_Dataset records_:
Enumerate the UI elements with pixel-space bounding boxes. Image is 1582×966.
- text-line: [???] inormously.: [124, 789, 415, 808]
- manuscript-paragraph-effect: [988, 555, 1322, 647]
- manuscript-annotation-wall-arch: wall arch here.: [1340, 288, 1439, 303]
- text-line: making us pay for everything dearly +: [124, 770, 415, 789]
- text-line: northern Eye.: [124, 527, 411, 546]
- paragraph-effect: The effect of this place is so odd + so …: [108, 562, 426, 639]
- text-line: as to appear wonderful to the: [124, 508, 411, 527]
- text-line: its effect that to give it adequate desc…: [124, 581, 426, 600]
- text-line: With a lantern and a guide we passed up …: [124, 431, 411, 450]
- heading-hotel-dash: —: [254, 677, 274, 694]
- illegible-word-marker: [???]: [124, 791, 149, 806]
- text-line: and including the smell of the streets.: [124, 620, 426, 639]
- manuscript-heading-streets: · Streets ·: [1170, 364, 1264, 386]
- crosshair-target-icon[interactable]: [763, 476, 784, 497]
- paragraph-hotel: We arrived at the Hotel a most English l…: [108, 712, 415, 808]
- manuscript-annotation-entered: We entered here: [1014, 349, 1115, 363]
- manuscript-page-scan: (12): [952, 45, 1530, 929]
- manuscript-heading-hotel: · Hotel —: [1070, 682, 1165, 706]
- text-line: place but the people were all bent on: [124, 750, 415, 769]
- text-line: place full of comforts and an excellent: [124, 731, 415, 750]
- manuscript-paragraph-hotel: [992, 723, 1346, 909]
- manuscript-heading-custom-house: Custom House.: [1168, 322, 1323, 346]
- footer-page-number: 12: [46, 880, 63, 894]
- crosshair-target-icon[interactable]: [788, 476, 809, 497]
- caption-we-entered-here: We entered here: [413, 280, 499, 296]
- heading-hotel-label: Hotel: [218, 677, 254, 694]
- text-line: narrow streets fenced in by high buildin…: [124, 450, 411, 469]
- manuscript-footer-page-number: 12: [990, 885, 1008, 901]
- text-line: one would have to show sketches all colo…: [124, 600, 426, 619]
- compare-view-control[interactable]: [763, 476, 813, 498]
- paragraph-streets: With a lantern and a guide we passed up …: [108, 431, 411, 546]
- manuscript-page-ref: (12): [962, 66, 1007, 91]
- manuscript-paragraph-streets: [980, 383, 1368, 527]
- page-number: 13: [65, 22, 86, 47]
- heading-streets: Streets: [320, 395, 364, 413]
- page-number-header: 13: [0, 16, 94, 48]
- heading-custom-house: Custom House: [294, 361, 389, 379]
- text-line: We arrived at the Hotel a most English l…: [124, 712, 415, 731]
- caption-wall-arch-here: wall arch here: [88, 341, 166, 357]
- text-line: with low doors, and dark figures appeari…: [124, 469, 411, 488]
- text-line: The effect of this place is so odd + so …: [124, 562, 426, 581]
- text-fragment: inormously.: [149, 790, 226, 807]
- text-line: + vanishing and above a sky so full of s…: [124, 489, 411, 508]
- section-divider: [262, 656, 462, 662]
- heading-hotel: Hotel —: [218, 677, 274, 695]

_Aim_:
Reproduce the material above with each "text-line" replaced by "transcript-line", leaving everything else untouched.

_Solution for this task_:
Enumerate the UI elements with pixel-space bounding boxes. Image is 1582×966.
- transcript-line: [???] inormously.: [124, 789, 415, 808]
- manuscript-paragraph-effect: [988, 555, 1322, 647]
- manuscript-annotation-wall-arch: wall arch here.: [1340, 288, 1439, 303]
- transcript-line: making us pay for everything dearly +: [124, 770, 415, 789]
- transcript-line: northern Eye.: [124, 527, 411, 546]
- paragraph-effect: The effect of this place is so odd + so …: [108, 562, 426, 639]
- transcript-line: as to appear wonderful to the: [124, 508, 411, 527]
- transcript-line: its effect that to give it adequate desc…: [124, 581, 426, 600]
- transcript-line: With a lantern and a guide we passed up …: [124, 431, 411, 450]
- heading-hotel-dash: —: [254, 677, 274, 694]
- illegible-word-marker: [???]: [124, 791, 149, 806]
- transcript-line: and including the smell of the streets.: [124, 620, 426, 639]
- manuscript-heading-streets: · Streets ·: [1170, 364, 1264, 386]
- crosshair-target-icon[interactable]: [763, 476, 784, 497]
- paragraph-hotel: We arrived at the Hotel a most English l…: [108, 712, 415, 808]
- manuscript-annotation-entered: We entered here: [1014, 349, 1115, 363]
- manuscript-page-scan: (12): [952, 45, 1530, 929]
- manuscript-heading-hotel: · Hotel —: [1070, 682, 1165, 706]
- transcript-line: place but the people were all bent on: [124, 750, 415, 769]
- transcript-line: place full of comforts and an excellent: [124, 731, 415, 750]
- manuscript-paragraph-hotel: [992, 723, 1346, 909]
- manuscript-heading-custom-house: Custom House.: [1168, 322, 1323, 346]
- footer-page-number: 12: [46, 880, 63, 894]
- crosshair-target-icon[interactable]: [788, 476, 809, 497]
- caption-we-entered-here: We entered here: [413, 280, 499, 296]
- heading-hotel-label: Hotel: [218, 677, 254, 694]
- transcript-line: narrow streets fenced in by high buildin…: [124, 450, 411, 469]
- manuscript-footer-page-number: 12: [990, 885, 1008, 901]
- transcript-line: one would have to show sketches all colo…: [124, 600, 426, 619]
- compare-view-control[interactable]: [763, 476, 813, 498]
- paragraph-streets: With a lantern and a guide we passed up …: [108, 431, 411, 546]
- manuscript-page-ref: (12): [962, 66, 1007, 91]
- manuscript-paragraph-streets: [980, 383, 1368, 527]
- page-number: 13: [65, 22, 86, 47]
- heading-streets: Streets: [320, 395, 364, 413]
- page-number-header: 13: [0, 16, 94, 48]
- heading-custom-house: Custom House: [294, 361, 389, 379]
- transcript-line: We arrived at the Hotel a most English l…: [124, 712, 415, 731]
- caption-wall-arch-here: wall arch here: [88, 341, 166, 357]
- transcript-line: with low doors, and dark figures appeari…: [124, 469, 411, 488]
- transcript-line: The effect of this place is so odd + so …: [124, 562, 426, 581]
- text-fragment: inormously.: [149, 790, 226, 807]
- transcript-line: + vanishing and above a sky so full of s…: [124, 489, 411, 508]
- section-divider: [262, 656, 462, 662]
- heading-hotel: Hotel —: [218, 677, 274, 695]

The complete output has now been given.